WORK TO COMPLETE: Your answer should be a single number: the count of lines that include "ylabel".

----------------

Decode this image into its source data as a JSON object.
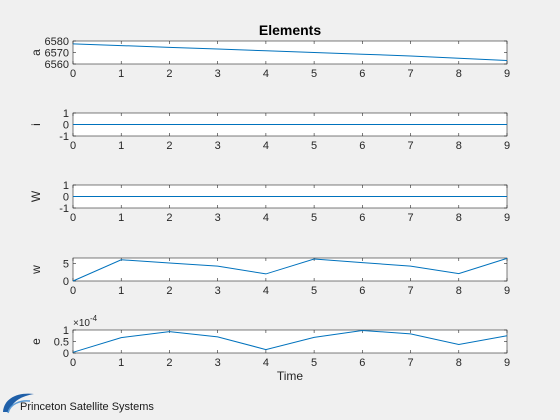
{
  "figure_title": "Elements",
  "footer": {
    "company": "Princeton Satellite Systems"
  },
  "chart_data": [
    {
      "type": "line",
      "title": "Elements",
      "ylabel": "a",
      "xlabel": "",
      "x": [
        0,
        1,
        2,
        3,
        4,
        5,
        6,
        7,
        8,
        9
      ],
      "xlim": [
        0,
        9
      ],
      "ylim": [
        6560,
        6580
      ],
      "yticks": [
        "6560",
        "6570",
        "6580"
      ],
      "xticks": [
        "0",
        "1",
        "2",
        "3",
        "4",
        "5",
        "6",
        "7",
        "8",
        "9"
      ],
      "series": [
        {
          "values": [
            6577.5,
            6576.0,
            6574.5,
            6573.0,
            6571.5,
            6570.0,
            6568.5,
            6567.0,
            6565.0,
            6563.0
          ]
        }
      ],
      "color": "#0072bd",
      "grid": false
    },
    {
      "type": "line",
      "ylabel": "i",
      "xlabel": "",
      "x": [
        0,
        1,
        2,
        3,
        4,
        5,
        6,
        7,
        8,
        9
      ],
      "xlim": [
        0,
        9
      ],
      "ylim": [
        -1,
        1
      ],
      "yticks": [
        "-1",
        "0",
        "1"
      ],
      "xticks": [
        "0",
        "1",
        "2",
        "3",
        "4",
        "5",
        "6",
        "7",
        "8",
        "9"
      ],
      "series": [
        {
          "values": [
            0,
            0,
            0,
            0,
            0,
            0,
            0,
            0,
            0,
            0
          ]
        }
      ],
      "color": "#0072bd",
      "grid": false
    },
    {
      "type": "line",
      "ylabel": "W",
      "xlabel": "",
      "x": [
        0,
        1,
        2,
        3,
        4,
        5,
        6,
        7,
        8,
        9
      ],
      "xlim": [
        0,
        9
      ],
      "ylim": [
        -1,
        1
      ],
      "yticks": [
        "-1",
        "0",
        "1"
      ],
      "xticks": [
        "0",
        "1",
        "2",
        "3",
        "4",
        "5",
        "6",
        "7",
        "8",
        "9"
      ],
      "series": [
        {
          "values": [
            0,
            0,
            0,
            0,
            0,
            0,
            0,
            0,
            0,
            0
          ]
        }
      ],
      "color": "#0072bd",
      "grid": false
    },
    {
      "type": "line",
      "ylabel": "w",
      "xlabel": "",
      "x": [
        0,
        1,
        2,
        3,
        4,
        5,
        6,
        7,
        8,
        9
      ],
      "xlim": [
        0,
        9
      ],
      "ylim": [
        0,
        6.5
      ],
      "yticks": [
        "0",
        "5"
      ],
      "xticks": [
        "0",
        "1",
        "2",
        "3",
        "4",
        "5",
        "6",
        "7",
        "8",
        "9"
      ],
      "series": [
        {
          "values": [
            0,
            6.0,
            5.1,
            4.2,
            2.0,
            6.2,
            5.2,
            4.2,
            2.1,
            6.4
          ]
        }
      ],
      "color": "#0072bd",
      "grid": false
    },
    {
      "type": "line",
      "ylabel": "e",
      "xlabel": "Time",
      "exponent": "×10",
      "exponent_power": "-4",
      "x": [
        0,
        1,
        2,
        3,
        4,
        5,
        6,
        7,
        8,
        9
      ],
      "xlim": [
        0,
        9
      ],
      "ylim": [
        0,
        1
      ],
      "yticks": [
        "0",
        "0.5",
        "1"
      ],
      "xticks": [
        "0",
        "1",
        "2",
        "3",
        "4",
        "5",
        "6",
        "7",
        "8",
        "9"
      ],
      "series": [
        {
          "values": [
            0.03,
            0.67,
            0.93,
            0.7,
            0.15,
            0.68,
            0.98,
            0.83,
            0.37,
            0.75
          ]
        }
      ],
      "color": "#0072bd",
      "grid": false
    }
  ]
}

----------------

SOLUTION BELOW: 5